(Records from a collection)
--------------------------------------------------
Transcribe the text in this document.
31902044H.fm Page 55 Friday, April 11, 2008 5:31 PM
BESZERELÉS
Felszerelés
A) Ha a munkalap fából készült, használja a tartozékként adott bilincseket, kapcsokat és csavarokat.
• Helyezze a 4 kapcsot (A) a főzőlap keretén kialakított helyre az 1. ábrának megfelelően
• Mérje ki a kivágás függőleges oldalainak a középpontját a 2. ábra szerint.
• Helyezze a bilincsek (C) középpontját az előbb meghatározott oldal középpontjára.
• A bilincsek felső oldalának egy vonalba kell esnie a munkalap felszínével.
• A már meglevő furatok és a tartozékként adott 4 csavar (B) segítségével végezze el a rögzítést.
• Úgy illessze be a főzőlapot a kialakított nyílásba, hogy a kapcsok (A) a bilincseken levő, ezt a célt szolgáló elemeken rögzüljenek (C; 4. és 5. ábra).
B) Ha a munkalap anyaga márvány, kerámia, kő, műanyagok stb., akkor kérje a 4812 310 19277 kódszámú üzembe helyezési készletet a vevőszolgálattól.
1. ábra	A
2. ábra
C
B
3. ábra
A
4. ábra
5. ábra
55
--------------------------------------------------
● Problem
Every record should be repeated exactly; please leave none out.

● Output below
Transcribe the text in this document.
31902044H.fm Page 55 Friday, April 11, 2008 5:31 PM
BESZERELÉS
Felszerelés
A) Ha a munkalap fából készült, használja a tartozékként adott bilincseket, kapcsokat és csavarokat.
• Helyezze a 4 kapcsot (A) a főzőlap keretén kialakított helyre az 1. ábrának megfelelően
• Mérje ki a kivágás függőleges oldalainak a középpontját a 2. ábra szerint.
• Helyezze a bilincsek (C) középpontját az előbb meghatározott oldal középpontjára.
• A bilincsek felső oldalának egy vonalba kell esnie a munkalap felszínével.
• A már meglevő furatok és a tartozékként adott 4 csavar (B) segítségével végezze el a rögzítést.
• Úgy illessze be a főzőlapot a kialakított nyílásba, hogy a kapcsok (A) a bilincseken levő, ezt a célt szolgáló elemeken rögzüljenek (C; 4. és 5. ábra).
B) Ha a munkalap anyaga márvány, kerámia, kő, műanyagok stb., akkor kérje a 4812 310 19277 kódszámú üzembe helyezési készletet a vevőszolgálattól.
1. ábra	A
2. ábra
C
B
3. ábra
A
4. ábra
5. ábra
55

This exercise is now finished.